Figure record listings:
= = = = = = =
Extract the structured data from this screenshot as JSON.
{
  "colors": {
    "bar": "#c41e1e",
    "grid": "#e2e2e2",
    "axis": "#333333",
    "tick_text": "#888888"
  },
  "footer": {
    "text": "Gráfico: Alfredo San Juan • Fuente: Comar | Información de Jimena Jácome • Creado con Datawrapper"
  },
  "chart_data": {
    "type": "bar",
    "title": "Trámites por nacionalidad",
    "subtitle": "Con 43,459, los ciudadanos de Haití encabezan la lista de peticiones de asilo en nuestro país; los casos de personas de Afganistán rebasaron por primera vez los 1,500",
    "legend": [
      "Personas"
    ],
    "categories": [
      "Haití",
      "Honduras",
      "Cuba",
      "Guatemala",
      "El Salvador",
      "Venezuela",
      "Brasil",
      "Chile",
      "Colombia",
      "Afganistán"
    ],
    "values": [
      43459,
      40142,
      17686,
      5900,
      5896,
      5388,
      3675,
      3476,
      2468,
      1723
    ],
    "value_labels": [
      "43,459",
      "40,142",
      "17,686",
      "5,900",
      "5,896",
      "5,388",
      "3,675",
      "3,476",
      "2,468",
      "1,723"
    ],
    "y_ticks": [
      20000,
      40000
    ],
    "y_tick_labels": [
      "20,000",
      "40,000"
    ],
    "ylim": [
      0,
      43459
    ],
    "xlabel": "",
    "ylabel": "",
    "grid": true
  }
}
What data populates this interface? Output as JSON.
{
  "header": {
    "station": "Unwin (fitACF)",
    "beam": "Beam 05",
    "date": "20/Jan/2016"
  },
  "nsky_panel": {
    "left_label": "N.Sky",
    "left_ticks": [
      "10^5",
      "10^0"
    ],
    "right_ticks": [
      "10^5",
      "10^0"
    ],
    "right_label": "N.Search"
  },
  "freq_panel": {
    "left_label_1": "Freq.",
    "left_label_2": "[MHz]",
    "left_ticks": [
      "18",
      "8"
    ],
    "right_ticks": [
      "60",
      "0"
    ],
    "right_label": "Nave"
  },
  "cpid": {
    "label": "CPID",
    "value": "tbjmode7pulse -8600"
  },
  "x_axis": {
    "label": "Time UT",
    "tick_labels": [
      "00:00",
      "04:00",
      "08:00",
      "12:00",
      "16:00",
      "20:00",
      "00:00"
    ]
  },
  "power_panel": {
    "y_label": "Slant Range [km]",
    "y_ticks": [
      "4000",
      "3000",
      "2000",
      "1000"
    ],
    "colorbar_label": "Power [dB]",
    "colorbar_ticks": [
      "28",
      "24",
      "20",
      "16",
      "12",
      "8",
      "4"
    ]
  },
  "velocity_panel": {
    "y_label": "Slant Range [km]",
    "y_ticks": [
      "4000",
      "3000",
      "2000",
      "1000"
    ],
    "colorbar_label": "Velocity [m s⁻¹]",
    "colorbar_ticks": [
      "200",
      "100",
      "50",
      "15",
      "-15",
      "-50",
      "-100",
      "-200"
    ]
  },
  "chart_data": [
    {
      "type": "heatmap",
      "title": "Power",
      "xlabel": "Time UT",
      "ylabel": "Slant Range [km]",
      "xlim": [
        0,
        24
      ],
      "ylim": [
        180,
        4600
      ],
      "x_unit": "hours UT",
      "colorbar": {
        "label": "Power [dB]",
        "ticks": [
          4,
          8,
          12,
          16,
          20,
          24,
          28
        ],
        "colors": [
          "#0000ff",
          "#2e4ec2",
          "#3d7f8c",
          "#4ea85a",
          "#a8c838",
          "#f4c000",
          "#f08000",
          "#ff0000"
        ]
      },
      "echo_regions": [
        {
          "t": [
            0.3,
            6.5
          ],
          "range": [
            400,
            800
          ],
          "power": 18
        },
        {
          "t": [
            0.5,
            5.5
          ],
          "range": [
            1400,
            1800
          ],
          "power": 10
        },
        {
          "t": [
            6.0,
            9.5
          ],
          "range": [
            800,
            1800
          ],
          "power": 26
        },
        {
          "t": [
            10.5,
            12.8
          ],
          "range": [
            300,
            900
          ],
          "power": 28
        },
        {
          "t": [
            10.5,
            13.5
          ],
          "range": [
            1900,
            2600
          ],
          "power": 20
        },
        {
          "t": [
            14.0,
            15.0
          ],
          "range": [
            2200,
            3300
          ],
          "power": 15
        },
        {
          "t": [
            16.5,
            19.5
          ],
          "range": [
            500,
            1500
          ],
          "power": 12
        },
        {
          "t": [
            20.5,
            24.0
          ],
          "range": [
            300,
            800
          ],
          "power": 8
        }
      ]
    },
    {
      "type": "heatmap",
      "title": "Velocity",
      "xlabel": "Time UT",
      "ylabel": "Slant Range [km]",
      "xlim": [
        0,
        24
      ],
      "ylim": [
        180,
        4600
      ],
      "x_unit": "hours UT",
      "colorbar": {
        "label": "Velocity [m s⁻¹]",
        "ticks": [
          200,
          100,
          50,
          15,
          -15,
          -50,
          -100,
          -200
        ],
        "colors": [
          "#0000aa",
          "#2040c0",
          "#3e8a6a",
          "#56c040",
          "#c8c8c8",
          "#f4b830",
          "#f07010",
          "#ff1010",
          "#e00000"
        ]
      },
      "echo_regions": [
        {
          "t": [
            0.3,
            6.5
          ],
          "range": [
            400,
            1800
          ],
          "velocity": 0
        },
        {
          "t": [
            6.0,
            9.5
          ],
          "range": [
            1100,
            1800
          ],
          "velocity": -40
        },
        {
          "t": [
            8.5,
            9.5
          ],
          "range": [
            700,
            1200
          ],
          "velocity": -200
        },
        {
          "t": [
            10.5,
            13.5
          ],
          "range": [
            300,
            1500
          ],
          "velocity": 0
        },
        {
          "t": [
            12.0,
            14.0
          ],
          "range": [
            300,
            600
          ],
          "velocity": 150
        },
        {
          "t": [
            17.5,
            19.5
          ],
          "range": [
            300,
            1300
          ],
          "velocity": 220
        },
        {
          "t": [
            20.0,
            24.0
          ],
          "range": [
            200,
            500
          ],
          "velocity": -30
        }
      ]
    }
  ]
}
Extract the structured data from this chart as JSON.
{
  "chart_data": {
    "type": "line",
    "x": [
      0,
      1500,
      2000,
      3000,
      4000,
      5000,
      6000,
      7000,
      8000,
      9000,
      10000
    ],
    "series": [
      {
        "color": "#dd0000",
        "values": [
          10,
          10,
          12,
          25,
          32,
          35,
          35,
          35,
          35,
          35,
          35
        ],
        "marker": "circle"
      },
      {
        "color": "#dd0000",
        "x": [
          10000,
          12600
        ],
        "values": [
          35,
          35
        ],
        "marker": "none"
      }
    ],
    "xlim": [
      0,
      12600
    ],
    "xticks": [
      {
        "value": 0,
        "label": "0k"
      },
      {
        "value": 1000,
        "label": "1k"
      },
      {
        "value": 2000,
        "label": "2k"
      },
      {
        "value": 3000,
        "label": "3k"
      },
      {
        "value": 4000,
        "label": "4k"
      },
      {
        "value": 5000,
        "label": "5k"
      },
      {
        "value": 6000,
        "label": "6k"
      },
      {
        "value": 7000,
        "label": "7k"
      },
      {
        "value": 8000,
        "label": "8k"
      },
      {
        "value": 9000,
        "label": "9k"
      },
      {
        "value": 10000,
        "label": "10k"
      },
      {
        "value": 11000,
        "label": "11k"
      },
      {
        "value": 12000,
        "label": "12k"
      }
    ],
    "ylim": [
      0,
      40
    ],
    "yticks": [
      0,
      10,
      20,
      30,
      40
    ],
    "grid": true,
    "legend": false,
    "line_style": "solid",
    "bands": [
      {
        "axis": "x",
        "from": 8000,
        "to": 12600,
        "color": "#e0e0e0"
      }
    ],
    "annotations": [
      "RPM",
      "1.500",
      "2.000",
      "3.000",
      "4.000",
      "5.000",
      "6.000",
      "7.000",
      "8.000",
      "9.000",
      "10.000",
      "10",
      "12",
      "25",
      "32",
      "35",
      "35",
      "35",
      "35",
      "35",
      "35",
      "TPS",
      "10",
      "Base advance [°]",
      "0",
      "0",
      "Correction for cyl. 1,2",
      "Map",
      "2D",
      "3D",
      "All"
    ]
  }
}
= = = = = = =
*Your goal*.
Sift through the entries and copy every line with "type".

*Answer for this exercise*.
    "type": "bar",
      "type": "heatmap",
      "type": "heatmap",
    "type": "line",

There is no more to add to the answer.